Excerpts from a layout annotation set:
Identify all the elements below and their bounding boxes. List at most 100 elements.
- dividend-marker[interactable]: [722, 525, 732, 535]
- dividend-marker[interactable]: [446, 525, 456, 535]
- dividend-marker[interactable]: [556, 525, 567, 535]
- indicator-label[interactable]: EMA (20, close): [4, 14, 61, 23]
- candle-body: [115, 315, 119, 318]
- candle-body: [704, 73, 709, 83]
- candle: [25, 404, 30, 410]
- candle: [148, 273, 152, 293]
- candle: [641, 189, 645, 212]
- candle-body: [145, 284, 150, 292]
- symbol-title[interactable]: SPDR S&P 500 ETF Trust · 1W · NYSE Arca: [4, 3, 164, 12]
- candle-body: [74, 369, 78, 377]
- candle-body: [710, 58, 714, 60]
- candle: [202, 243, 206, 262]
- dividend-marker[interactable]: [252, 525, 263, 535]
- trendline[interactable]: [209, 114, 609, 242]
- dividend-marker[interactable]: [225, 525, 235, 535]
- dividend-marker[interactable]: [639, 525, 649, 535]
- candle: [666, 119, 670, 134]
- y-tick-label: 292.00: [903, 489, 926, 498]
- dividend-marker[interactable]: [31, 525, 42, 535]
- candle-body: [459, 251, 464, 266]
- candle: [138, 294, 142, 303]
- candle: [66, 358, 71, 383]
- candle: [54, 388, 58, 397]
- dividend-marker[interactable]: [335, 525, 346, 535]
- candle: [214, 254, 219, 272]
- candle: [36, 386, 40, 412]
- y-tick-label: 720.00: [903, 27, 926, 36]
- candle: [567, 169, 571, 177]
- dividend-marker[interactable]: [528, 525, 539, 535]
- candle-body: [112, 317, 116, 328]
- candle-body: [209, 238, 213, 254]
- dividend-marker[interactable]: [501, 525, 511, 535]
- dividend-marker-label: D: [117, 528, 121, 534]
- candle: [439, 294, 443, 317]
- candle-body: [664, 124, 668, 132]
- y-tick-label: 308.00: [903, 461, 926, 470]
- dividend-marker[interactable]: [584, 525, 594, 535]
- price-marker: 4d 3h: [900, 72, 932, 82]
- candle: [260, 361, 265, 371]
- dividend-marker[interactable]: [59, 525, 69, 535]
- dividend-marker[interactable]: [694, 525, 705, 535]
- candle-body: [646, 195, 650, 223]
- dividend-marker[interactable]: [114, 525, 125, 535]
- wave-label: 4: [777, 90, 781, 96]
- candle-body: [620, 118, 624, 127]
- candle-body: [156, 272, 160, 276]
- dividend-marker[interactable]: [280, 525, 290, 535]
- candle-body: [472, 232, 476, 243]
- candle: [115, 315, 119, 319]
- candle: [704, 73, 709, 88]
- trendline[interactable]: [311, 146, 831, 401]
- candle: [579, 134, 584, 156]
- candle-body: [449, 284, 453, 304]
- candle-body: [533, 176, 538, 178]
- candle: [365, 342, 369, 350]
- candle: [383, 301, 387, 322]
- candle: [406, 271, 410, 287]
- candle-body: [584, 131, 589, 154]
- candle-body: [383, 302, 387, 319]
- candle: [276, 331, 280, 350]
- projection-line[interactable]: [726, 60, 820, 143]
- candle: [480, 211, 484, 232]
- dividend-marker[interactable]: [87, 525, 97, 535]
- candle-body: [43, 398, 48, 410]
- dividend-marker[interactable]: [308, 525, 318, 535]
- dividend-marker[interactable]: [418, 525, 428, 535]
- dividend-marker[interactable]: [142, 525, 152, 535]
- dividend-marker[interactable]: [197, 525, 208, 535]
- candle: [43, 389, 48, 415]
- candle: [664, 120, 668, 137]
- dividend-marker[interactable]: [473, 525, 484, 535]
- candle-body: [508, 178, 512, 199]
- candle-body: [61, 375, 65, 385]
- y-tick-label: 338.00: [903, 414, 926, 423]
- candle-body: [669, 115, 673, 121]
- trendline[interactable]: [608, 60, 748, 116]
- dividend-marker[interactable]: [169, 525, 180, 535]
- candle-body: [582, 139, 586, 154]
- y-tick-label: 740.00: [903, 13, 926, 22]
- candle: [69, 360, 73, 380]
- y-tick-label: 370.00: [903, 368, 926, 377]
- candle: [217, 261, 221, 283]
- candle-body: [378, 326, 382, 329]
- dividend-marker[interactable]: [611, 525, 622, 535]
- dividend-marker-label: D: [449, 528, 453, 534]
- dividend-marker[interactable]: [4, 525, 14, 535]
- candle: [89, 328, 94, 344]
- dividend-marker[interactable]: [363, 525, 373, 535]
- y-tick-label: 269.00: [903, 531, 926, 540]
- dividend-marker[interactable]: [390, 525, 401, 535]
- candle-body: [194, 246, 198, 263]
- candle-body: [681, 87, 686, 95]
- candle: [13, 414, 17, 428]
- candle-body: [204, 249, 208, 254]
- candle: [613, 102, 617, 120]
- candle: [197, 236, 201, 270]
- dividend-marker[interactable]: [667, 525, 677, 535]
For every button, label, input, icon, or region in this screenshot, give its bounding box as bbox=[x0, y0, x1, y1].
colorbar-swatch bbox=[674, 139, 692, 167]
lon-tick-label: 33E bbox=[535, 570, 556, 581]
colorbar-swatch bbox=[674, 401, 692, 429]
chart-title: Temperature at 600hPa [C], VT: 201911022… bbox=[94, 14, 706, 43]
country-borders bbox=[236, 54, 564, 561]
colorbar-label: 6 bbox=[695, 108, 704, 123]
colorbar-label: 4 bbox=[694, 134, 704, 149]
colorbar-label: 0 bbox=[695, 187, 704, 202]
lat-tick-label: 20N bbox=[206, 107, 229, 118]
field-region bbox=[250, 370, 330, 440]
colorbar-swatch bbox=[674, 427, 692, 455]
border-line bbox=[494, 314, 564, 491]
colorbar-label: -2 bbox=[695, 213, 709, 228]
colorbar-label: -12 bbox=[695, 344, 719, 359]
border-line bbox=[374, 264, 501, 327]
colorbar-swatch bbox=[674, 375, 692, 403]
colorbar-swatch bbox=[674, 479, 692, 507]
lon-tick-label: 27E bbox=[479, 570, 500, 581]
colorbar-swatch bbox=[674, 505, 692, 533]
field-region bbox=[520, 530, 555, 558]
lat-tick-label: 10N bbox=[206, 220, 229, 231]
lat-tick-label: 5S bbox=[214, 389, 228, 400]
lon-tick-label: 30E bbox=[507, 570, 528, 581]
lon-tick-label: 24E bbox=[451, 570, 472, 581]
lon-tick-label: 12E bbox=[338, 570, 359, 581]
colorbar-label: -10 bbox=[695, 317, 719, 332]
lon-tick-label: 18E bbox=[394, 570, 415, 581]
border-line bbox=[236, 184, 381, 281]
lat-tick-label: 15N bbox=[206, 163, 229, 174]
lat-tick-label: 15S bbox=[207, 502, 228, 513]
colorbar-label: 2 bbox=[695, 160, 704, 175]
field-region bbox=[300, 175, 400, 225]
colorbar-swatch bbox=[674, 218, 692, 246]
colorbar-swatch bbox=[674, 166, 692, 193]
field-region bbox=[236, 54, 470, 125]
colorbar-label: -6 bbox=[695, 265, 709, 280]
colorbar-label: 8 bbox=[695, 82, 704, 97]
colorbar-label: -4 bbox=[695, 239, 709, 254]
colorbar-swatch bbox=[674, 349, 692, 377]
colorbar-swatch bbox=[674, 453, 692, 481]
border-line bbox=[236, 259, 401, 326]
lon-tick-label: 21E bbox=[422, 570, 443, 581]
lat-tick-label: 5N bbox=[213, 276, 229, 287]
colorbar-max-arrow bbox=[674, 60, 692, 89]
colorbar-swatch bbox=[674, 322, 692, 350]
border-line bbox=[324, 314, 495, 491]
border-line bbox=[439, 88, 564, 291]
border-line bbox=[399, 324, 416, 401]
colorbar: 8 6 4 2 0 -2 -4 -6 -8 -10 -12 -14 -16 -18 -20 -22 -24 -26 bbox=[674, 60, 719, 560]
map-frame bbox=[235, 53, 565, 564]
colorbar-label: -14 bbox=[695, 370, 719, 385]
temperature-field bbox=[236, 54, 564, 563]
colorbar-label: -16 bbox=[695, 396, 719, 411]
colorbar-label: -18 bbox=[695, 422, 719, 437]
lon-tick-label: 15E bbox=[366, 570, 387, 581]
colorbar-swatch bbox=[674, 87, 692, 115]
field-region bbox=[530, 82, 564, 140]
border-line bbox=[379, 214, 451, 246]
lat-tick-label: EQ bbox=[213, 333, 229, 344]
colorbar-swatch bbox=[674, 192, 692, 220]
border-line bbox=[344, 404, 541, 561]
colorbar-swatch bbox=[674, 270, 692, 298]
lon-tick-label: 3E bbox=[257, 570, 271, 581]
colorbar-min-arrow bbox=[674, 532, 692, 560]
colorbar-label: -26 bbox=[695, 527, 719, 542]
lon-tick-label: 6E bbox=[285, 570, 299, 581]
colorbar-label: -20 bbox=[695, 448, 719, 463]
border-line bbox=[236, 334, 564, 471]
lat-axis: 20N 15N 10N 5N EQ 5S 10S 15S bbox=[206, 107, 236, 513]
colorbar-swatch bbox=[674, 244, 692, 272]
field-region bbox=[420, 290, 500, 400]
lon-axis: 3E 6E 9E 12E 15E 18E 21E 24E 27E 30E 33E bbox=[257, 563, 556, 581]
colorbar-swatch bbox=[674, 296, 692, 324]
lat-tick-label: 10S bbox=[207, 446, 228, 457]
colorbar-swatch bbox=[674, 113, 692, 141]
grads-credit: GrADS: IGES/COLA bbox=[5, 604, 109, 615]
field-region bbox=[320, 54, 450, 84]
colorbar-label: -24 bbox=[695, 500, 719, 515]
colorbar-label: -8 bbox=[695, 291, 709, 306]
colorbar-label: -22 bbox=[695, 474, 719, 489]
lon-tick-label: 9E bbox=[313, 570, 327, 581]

● **EXERCISE DESCRIPTION**
Starting at the beginning of the material and ending at the line containing "- candle-body: [710, 58, 714, 60]", write those lines out again with "dividend-marker" changed to "dividend-icon" and everything else left the same.

● **TASK RESPONSE**
Identify all the elements below and their bounding boxes. List at most 100 elements.
- dividend-icon[interactable]: [722, 525, 732, 535]
- dividend-icon[interactable]: [446, 525, 456, 535]
- dividend-icon[interactable]: [556, 525, 567, 535]
- indicator-label[interactable]: EMA (20, close): [4, 14, 61, 23]
- candle-body: [115, 315, 119, 318]
- candle-body: [704, 73, 709, 83]
- candle: [25, 404, 30, 410]
- candle: [148, 273, 152, 293]
- candle: [641, 189, 645, 212]
- candle-body: [145, 284, 150, 292]
- symbol-title[interactable]: SPDR S&P 500 ETF Trust · 1W · NYSE Arca: [4, 3, 164, 12]
- candle-body: [74, 369, 78, 377]
- candle-body: [710, 58, 714, 60]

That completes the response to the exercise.